### Task:
Please copy the lines below word for word, leaving nothing out.

— begin Data provided —

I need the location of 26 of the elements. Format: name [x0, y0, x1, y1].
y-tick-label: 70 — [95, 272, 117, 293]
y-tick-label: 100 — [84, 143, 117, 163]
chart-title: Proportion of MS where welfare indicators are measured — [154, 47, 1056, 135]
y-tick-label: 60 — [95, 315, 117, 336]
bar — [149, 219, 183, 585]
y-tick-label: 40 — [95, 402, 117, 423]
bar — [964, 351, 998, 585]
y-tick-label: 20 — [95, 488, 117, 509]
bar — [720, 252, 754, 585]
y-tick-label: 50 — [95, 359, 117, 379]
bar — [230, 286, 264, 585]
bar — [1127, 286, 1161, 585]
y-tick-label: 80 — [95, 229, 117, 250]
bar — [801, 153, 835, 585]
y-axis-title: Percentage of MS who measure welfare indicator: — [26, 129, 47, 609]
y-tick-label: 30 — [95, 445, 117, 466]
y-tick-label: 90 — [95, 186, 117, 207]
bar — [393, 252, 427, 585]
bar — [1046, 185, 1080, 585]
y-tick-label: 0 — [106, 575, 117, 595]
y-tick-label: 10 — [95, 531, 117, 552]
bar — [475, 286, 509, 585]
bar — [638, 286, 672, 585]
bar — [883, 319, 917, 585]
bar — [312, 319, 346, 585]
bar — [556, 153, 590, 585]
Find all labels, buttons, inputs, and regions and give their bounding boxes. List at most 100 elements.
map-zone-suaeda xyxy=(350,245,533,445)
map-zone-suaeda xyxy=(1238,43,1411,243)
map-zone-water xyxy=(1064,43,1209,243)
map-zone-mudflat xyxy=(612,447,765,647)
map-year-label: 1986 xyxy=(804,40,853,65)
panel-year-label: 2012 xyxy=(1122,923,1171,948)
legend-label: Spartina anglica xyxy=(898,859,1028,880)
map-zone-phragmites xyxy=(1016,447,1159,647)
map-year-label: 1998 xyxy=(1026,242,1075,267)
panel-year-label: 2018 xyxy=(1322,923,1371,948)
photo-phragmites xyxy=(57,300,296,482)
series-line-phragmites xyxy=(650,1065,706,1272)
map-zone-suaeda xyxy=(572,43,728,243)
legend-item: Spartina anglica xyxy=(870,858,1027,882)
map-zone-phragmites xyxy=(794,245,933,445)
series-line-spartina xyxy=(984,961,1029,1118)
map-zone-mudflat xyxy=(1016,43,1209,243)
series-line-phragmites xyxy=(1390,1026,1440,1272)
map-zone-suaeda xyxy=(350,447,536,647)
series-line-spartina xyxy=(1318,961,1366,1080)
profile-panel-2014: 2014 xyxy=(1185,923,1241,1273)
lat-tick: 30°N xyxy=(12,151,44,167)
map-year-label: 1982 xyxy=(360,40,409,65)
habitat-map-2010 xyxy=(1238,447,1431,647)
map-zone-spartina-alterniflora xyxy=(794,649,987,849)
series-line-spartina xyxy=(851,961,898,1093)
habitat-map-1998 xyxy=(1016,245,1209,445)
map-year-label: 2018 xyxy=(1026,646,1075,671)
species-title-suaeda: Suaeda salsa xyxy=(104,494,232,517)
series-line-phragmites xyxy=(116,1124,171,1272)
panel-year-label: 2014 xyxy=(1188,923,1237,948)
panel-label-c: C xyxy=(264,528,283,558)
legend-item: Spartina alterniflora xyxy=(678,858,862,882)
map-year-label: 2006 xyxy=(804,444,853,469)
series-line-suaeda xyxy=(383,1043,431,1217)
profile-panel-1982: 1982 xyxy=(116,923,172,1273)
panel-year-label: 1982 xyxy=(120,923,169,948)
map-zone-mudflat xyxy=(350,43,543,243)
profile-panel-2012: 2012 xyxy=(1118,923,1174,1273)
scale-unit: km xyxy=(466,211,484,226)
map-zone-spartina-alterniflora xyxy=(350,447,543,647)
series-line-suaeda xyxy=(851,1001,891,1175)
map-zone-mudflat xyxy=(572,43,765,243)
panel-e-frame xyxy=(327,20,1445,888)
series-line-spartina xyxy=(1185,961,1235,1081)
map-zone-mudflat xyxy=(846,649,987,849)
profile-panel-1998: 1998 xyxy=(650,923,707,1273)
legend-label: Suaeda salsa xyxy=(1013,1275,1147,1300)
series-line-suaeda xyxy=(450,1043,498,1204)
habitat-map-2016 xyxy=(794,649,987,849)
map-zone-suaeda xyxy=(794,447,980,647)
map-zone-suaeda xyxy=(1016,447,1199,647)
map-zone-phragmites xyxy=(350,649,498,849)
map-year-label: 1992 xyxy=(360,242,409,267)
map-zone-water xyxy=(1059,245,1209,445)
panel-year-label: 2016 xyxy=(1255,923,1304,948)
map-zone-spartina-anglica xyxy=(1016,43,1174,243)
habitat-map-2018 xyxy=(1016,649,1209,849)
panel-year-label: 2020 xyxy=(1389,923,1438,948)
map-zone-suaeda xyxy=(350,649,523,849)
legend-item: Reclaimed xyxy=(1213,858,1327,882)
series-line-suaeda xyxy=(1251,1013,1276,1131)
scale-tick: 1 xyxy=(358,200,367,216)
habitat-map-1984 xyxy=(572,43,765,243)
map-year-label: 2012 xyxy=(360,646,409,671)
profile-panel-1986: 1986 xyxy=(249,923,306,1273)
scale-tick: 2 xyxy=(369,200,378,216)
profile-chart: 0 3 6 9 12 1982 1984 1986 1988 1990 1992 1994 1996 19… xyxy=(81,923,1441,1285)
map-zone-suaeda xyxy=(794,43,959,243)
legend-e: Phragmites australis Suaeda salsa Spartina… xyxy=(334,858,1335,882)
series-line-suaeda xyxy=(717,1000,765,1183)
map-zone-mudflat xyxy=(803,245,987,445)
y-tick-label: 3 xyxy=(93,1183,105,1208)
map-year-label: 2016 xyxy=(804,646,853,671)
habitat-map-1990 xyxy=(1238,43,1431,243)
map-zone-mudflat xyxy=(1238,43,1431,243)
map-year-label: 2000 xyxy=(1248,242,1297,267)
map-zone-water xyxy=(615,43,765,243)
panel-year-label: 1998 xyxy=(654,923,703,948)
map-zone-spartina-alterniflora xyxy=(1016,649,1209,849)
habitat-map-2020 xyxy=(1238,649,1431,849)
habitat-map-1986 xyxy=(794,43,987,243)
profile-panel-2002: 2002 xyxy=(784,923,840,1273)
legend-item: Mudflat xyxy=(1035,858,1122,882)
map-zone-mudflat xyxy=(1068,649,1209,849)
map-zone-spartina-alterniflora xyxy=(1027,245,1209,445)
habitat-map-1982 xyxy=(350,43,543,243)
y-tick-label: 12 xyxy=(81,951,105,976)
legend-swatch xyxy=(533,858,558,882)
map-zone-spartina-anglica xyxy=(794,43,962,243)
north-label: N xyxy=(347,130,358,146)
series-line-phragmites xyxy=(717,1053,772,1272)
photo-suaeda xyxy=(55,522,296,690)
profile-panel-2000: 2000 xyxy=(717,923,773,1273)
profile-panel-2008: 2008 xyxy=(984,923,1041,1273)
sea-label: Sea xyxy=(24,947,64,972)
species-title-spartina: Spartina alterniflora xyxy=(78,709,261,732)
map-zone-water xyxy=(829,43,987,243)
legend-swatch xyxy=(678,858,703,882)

— end Data provided —

### In response:
I need the location of 26 of the elements. Format: name [x0, y0, x1, y1].
y-tick-label: 70 — [95, 272, 117, 293]
y-tick-label: 100 — [84, 143, 117, 163]
chart-title: Proportion of MS where welfare indicators are measured — [154, 47, 1056, 135]
y-tick-label: 60 — [95, 315, 117, 336]
bar — [149, 219, 183, 585]
y-tick-label: 40 — [95, 402, 117, 423]
bar — [964, 351, 998, 585]
y-tick-label: 20 — [95, 488, 117, 509]
bar — [720, 252, 754, 585]
y-tick-label: 50 — [95, 359, 117, 379]
bar — [230, 286, 264, 585]
bar — [1127, 286, 1161, 585]
y-tick-label: 80 — [95, 229, 117, 250]
bar — [801, 153, 835, 585]
y-axis-title: Percentage of MS who measure welfare indicator: — [26, 129, 47, 609]
y-tick-label: 30 — [95, 445, 117, 466]
y-tick-label: 90 — [95, 186, 117, 207]
bar — [393, 252, 427, 585]
bar — [1046, 185, 1080, 585]
y-tick-label: 0 — [106, 575, 117, 595]
y-tick-label: 10 — [95, 531, 117, 552]
bar — [475, 286, 509, 585]
bar — [638, 286, 672, 585]
bar — [883, 319, 917, 585]
bar — [312, 319, 346, 585]
bar — [556, 153, 590, 585]
Find all labels, buttons, inputs, and regions and give their bounding boxes. List at most 100 elements.
map-zone-suaeda xyxy=(350,245,533,445)
map-zone-suaeda xyxy=(1238,43,1411,243)
map-zone-water xyxy=(1064,43,1209,243)
map-zone-mudflat xyxy=(612,447,765,647)
map-year-label: 1986 xyxy=(804,40,853,65)
panel-year-label: 2012 xyxy=(1122,923,1171,948)
legend-label: Spartina anglica xyxy=(898,859,1028,880)
map-zone-phragmites xyxy=(1016,447,1159,647)
map-year-label: 1998 xyxy=(1026,242,1075,267)
panel-year-label: 2018 xyxy=(1322,923,1371,948)
photo-phragmites xyxy=(57,300,296,482)
series-line-phragmites xyxy=(650,1065,706,1272)
map-zone-suaeda xyxy=(572,43,728,243)
legend-item: Spartina anglica xyxy=(870,858,1027,882)
map-zone-phragmites xyxy=(794,245,933,445)
series-line-spartina xyxy=(984,961,1029,1118)
map-zone-mudflat xyxy=(1016,43,1209,243)
series-line-phragmites xyxy=(1390,1026,1440,1272)
map-zone-suaeda xyxy=(350,447,536,647)
series-line-spartina xyxy=(1318,961,1366,1080)
profile-panel-2014: 2014 xyxy=(1185,923,1241,1273)
lat-tick: 30°N xyxy=(12,151,44,167)
map-year-label: 1982 xyxy=(360,40,409,65)
habitat-map-2010 xyxy=(1238,447,1431,647)
map-zone-spartina-alterniflora xyxy=(794,649,987,849)
series-line-spartina xyxy=(851,961,898,1093)
habitat-map-1998 xyxy=(1016,245,1209,445)
map-year-label: 2018 xyxy=(1026,646,1075,671)
species-title-suaeda: Suaeda salsa xyxy=(104,494,232,517)
series-line-phragmites xyxy=(116,1124,171,1272)
panel-year-label: 2014 xyxy=(1188,923,1237,948)
panel-label-c: C xyxy=(264,528,283,558)
legend-item: Spartina alterniflora xyxy=(678,858,862,882)
map-year-label: 2006 xyxy=(804,444,853,469)
series-line-suaeda xyxy=(383,1043,431,1217)
profile-panel-1982: 1982 xyxy=(116,923,172,1273)
panel-year-label: 1982 xyxy=(120,923,169,948)
map-zone-mudflat xyxy=(350,43,543,243)
profile-panel-2012: 2012 xyxy=(1118,923,1174,1273)
scale-unit: km xyxy=(466,211,484,226)
map-zone-spartina-alterniflora xyxy=(350,447,543,647)
series-line-suaeda xyxy=(851,1001,891,1175)
map-zone-mudflat xyxy=(572,43,765,243)
panel-e-frame xyxy=(327,20,1445,888)
series-line-spartina xyxy=(1185,961,1235,1081)
map-zone-mudflat xyxy=(846,649,987,849)
profile-panel-1998: 1998 xyxy=(650,923,707,1273)
legend-label: Suaeda salsa xyxy=(1013,1275,1147,1300)
series-line-suaeda xyxy=(450,1043,498,1204)
habitat-map-2016 xyxy=(794,649,987,849)
map-zone-suaeda xyxy=(794,447,980,647)
map-zone-suaeda xyxy=(1016,447,1199,647)
map-zone-phragmites xyxy=(350,649,498,849)
map-year-label: 1992 xyxy=(360,242,409,267)
map-zone-water xyxy=(1059,245,1209,445)
panel-year-label: 2016 xyxy=(1255,923,1304,948)
map-zone-spartina-anglica xyxy=(1016,43,1174,243)
habitat-map-2018 xyxy=(1016,649,1209,849)
panel-year-label: 2020 xyxy=(1389,923,1438,948)
map-zone-suaeda xyxy=(350,649,523,849)
legend-item: Reclaimed xyxy=(1213,858,1327,882)
series-line-suaeda xyxy=(1251,1013,1276,1131)
scale-tick: 1 xyxy=(358,200,367,216)
habitat-map-1984 xyxy=(572,43,765,243)
map-year-label: 2012 xyxy=(360,646,409,671)
profile-panel-1986: 1986 xyxy=(249,923,306,1273)
scale-tick: 2 xyxy=(369,200,378,216)
profile-chart: 0 3 6 9 12 1982 1984 1986 1988 1990 1992 1994 1996 19… xyxy=(81,923,1441,1285)
map-zone-suaeda xyxy=(794,43,959,243)
legend-e: Phragmites australis Suaeda salsa Spartina… xyxy=(334,858,1335,882)
series-line-suaeda xyxy=(717,1000,765,1183)
map-zone-mudflat xyxy=(803,245,987,445)
y-tick-label: 3 xyxy=(93,1183,105,1208)
map-year-label: 2016 xyxy=(804,646,853,671)
habitat-map-1990 xyxy=(1238,43,1431,243)
map-zone-mudflat xyxy=(1238,43,1431,243)
map-year-label: 2000 xyxy=(1248,242,1297,267)
map-zone-water xyxy=(615,43,765,243)
panel-year-label: 1998 xyxy=(654,923,703,948)
map-zone-spartina-alterniflora xyxy=(1016,649,1209,849)
habitat-map-2020 xyxy=(1238,649,1431,849)
habitat-map-1986 xyxy=(794,43,987,243)
profile-panel-2002: 2002 xyxy=(784,923,840,1273)
legend-item: Mudflat xyxy=(1035,858,1122,882)
map-zone-mudflat xyxy=(1068,649,1209,849)
map-zone-spartina-alterniflora xyxy=(1027,245,1209,445)
habitat-map-1982 xyxy=(350,43,543,243)
y-tick-label: 12 xyxy=(81,951,105,976)
legend-swatch xyxy=(533,858,558,882)
map-zone-spartina-anglica xyxy=(794,43,962,243)
north-label: N xyxy=(347,130,358,146)
series-line-phragmites xyxy=(717,1053,772,1272)
photo-suaeda xyxy=(55,522,296,690)
profile-panel-2000: 2000 xyxy=(717,923,773,1273)
profile-panel-2008: 2008 xyxy=(984,923,1041,1273)
sea-label: Sea xyxy=(24,947,64,972)
species-title-spartina: Spartina alterniflora xyxy=(78,709,261,732)
map-zone-water xyxy=(829,43,987,243)
legend-swatch xyxy=(678,858,703,882)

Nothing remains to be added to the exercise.